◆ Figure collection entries
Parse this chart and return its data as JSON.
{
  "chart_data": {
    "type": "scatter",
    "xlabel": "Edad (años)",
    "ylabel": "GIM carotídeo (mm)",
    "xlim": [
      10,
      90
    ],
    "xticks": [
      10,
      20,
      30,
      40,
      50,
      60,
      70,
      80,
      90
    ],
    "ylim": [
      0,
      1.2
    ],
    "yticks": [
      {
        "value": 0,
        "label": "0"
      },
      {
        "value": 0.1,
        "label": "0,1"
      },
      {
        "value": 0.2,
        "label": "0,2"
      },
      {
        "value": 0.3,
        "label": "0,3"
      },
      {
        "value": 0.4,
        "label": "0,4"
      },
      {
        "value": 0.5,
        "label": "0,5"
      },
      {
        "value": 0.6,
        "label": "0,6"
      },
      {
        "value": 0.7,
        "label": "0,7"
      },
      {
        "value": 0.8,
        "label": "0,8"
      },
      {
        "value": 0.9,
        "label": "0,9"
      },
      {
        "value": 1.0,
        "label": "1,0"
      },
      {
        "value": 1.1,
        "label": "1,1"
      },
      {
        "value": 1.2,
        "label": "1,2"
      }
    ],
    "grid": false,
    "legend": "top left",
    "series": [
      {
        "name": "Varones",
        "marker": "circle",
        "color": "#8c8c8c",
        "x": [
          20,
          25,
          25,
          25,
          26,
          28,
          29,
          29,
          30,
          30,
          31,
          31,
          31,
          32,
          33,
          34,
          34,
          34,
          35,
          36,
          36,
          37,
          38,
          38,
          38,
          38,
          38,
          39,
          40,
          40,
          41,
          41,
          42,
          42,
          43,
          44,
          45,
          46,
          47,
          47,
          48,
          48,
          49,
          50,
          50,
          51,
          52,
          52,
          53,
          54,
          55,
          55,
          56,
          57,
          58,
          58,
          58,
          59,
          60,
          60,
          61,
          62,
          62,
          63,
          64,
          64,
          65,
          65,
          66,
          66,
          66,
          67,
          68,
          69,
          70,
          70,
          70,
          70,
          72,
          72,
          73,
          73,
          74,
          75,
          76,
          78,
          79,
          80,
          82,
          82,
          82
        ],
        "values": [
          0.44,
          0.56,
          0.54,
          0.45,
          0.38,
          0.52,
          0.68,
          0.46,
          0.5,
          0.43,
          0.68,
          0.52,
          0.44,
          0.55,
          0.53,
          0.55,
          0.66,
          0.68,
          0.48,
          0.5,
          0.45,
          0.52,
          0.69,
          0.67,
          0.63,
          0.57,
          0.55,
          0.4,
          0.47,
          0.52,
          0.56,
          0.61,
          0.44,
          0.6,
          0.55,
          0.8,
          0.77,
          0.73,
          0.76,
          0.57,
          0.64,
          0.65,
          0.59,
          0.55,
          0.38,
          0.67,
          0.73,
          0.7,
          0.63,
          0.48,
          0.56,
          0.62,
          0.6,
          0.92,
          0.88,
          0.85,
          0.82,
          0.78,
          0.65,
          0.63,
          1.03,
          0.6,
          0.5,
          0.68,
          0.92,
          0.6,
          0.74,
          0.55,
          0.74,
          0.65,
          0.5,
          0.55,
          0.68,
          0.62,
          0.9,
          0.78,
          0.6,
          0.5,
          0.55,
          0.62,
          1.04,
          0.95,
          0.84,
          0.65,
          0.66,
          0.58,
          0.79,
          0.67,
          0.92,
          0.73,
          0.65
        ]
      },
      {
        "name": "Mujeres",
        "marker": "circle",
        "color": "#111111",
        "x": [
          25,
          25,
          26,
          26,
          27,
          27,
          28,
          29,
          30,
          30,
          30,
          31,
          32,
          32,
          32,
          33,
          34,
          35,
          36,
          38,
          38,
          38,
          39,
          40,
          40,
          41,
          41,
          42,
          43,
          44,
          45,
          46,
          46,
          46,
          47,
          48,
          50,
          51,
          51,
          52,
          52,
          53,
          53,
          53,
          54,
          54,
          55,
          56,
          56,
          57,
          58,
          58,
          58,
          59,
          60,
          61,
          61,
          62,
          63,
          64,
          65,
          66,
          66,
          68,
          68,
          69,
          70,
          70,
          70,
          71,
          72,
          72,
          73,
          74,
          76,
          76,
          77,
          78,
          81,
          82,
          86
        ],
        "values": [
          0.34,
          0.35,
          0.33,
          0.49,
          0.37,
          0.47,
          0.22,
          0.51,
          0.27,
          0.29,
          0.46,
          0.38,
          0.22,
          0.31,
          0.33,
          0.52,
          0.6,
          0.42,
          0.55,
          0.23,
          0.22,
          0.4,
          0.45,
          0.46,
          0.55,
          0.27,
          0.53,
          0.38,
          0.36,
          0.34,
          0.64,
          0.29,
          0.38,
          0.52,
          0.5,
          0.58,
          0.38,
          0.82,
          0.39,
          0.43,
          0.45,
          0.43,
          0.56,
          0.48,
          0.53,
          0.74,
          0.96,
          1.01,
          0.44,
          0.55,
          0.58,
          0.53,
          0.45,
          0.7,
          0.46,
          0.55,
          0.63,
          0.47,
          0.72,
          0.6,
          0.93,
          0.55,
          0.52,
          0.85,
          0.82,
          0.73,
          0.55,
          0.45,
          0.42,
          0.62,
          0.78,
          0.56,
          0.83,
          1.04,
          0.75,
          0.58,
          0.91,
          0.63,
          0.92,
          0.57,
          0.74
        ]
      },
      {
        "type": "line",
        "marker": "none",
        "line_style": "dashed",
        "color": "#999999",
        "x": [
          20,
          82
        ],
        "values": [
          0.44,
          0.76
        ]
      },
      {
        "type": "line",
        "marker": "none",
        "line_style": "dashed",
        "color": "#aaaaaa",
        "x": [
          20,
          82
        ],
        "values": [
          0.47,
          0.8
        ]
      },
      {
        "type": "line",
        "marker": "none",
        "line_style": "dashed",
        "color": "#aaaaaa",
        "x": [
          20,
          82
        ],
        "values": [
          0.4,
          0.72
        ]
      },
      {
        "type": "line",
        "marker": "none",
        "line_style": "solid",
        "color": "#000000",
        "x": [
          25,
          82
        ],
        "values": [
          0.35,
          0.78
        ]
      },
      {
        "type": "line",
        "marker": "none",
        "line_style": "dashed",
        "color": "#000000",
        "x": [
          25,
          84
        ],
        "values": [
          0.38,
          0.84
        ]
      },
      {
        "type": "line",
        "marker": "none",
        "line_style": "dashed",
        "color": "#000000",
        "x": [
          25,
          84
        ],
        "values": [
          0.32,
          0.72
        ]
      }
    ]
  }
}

◆ Exercise requirements
Go through the listing and print each line exactly as it appears.

◆ Task solution
Parse this chart and return its data as JSON.
{
  "chart_data": {
    "type": "scatter",
    "xlabel": "Edad (años)",
    "ylabel": "GIM carotídeo (mm)",
    "xlim": [
      10,
      90
    ],
    "xticks": [
      10,
      20,
      30,
      40,
      50,
      60,
      70,
      80,
      90
    ],
    "ylim": [
      0,
      1.2
    ],
    "yticks": [
      {
        "value": 0,
        "label": "0"
      },
      {
        "value": 0.1,
        "label": "0,1"
      },
      {
        "value": 0.2,
        "label": "0,2"
      },
      {
        "value": 0.3,
        "label": "0,3"
      },
      {
        "value": 0.4,
        "label": "0,4"
      },
      {
        "value": 0.5,
        "label": "0,5"
      },
      {
        "value": 0.6,
        "label": "0,6"
      },
      {
        "value": 0.7,
        "label": "0,7"
      },
      {
        "value": 0.8,
        "label": "0,8"
      },
      {
        "value": 0.9,
        "label": "0,9"
      },
      {
        "value": 1.0,
        "label": "1,0"
      },
      {
        "value": 1.1,
        "label": "1,1"
      },
      {
        "value": 1.2,
        "label": "1,2"
      }
    ],
    "grid": false,
    "legend": "top left",
    "series": [
      {
        "name": "Varones",
        "marker": "circle",
        "color": "#8c8c8c",
        "x": [
          20,
          25,
          25,
          25,
          26,
          28,
          29,
          29,
          30,
          30,
          31,
          31,
          31,
          32,
          33,
          34,
          34,
          34,
          35,
          36,
          36,
          37,
          38,
          38,
          38,
          38,
          38,
          39,
          40,
          40,
          41,
          41,
          42,
          42,
          43,
          44,
          45,
          46,
          47,
          47,
          48,
          48,
          49,
          50,
          50,
          51,
          52,
          52,
          53,
          54,
          55,
          55,
          56,
          57,
          58,
          58,
          58,
          59,
          60,
          60,
          61,
          62,
          62,
          63,
          64,
          64,
          65,
          65,
          66,
          66,
          66,
          67,
          68,
          69,
          70,
          70,
          70,
          70,
          72,
          72,
          73,
          73,
          74,
          75,
          76,
          78,
          79,
          80,
          82,
          82,
          82
        ],
        "values": [
          0.44,
          0.56,
          0.54,
          0.45,
          0.38,
          0.52,
          0.68,
          0.46,
          0.5,
          0.43,
          0.68,
          0.52,
          0.44,
          0.55,
          0.53,
          0.55,
          0.66,
          0.68,
          0.48,
          0.5,
          0.45,
          0.52,
          0.69,
          0.67,
          0.63,
          0.57,
          0.55,
          0.4,
          0.47,
          0.52,
          0.56,
          0.61,
          0.44,
          0.6,
          0.55,
          0.8,
          0.77,
          0.73,
          0.76,
          0.57,
          0.64,
          0.65,
          0.59,
          0.55,
          0.38,
          0.67,
          0.73,
          0.7,
          0.63,
          0.48,
          0.56,
          0.62,
          0.6,
          0.92,
          0.88,
          0.85,
          0.82,
          0.78,
          0.65,
          0.63,
          1.03,
          0.6,
          0.5,
          0.68,
          0.92,
          0.6,
          0.74,
          0.55,
          0.74,
          0.65,
          0.5,
          0.55,
          0.68,
          0.62,
          0.9,
          0.78,
          0.6,
          0.5,
          0.55,
          0.62,
          1.04,
          0.95,
          0.84,
          0.65,
          0.66,
          0.58,
          0.79,
          0.67,
          0.92,
          0.73,
          0.65
        ]
      },
      {
        "name": "Mujeres",
        "marker": "circle",
        "color": "#111111",
        "x": [
          25,
          25,
          26,
          26,
          27,
          27,
          28,
          29,
          30,
          30,
          30,
          31,
          32,
          32,
          32,
          33,
          34,
          35,
          36,
          38,
          38,
          38,
          39,
          40,
          40,
          41,
          41,
          42,
          43,
          44,
          45,
          46,
          46,
          46,
          47,
          48,
          50,
          51,
          51,
          52,
          52,
          53,
          53,
          53,
          54,
          54,
          55,
          56,
          56,
          57,
          58,
          58,
          58,
          59,
          60,
          61,
          61,
          62,
          63,
          64,
          65,
          66,
          66,
          68,
          68,
          69,
          70,
          70,
          70,
          71,
          72,
          72,
          73,
          74,
          76,
          76,
          77,
          78,
          81,
          82,
          86
        ],
        "values": [
          0.34,
          0.35,
          0.33,
          0.49,
          0.37,
          0.47,
          0.22,
          0.51,
          0.27,
          0.29,
          0.46,
          0.38,
          0.22,
          0.31,
          0.33,
          0.52,
          0.6,
          0.42,
          0.55,
          0.23,
          0.22,
          0.4,
          0.45,
          0.46,
          0.55,
          0.27,
          0.53,
          0.38,
          0.36,
          0.34,
          0.64,
          0.29,
          0.38,
          0.52,
          0.5,
          0.58,
          0.38,
          0.82,
          0.39,
          0.43,
          0.45,
          0.43,
          0.56,
          0.48,
          0.53,
          0.74,
          0.96,
          1.01,
          0.44,
          0.55,
          0.58,
          0.53,
          0.45,
          0.7,
          0.46,
          0.55,
          0.63,
          0.47,
          0.72,
          0.6,
          0.93,
          0.55,
          0.52,
          0.85,
          0.82,
          0.73,
          0.55,
          0.45,
          0.42,
          0.62,
          0.78,
          0.56,
          0.83,
          1.04,
          0.75,
          0.58,
          0.91,
          0.63,
          0.92,
          0.57,
          0.74
        ]
      },
      {
        "type": "line",
        "marker": "none",
        "line_style": "dashed",
        "color": "#999999",
        "x": [
          20,
          82
        ],
        "values": [
          0.44,
          0.76
        ]
      },
      {
        "type": "line",
        "marker": "none",
        "line_style": "dashed",
        "color": "#aaaaaa",
        "x": [
          20,
          82
        ],
        "values": [
          0.47,
          0.8
        ]
      },
      {
        "type": "line",
        "marker": "none",
        "line_style": "dashed",
        "color": "#aaaaaa",
        "x": [
          20,
          82
        ],
        "values": [
          0.4,
          0.72
        ]
      },
      {
        "type": "line",
        "marker": "none",
        "line_style": "solid",
        "color": "#000000",
        "x": [
          25,
          82
        ],
        "values": [
          0.35,
          0.78
        ]
      },
      {
        "type": "line",
        "marker": "none",
        "line_style": "dashed",
        "color": "#000000",
        "x": [
          25,
          84
        ],
        "values": [
          0.38,
          0.84
        ]
      },
      {
        "type": "line",
        "marker": "none",
        "line_style": "dashed",
        "color": "#000000",
        "x": [
          25,
          84
        ],
        "values": [
          0.32,
          0.72
        ]
      }
    ]
  }
}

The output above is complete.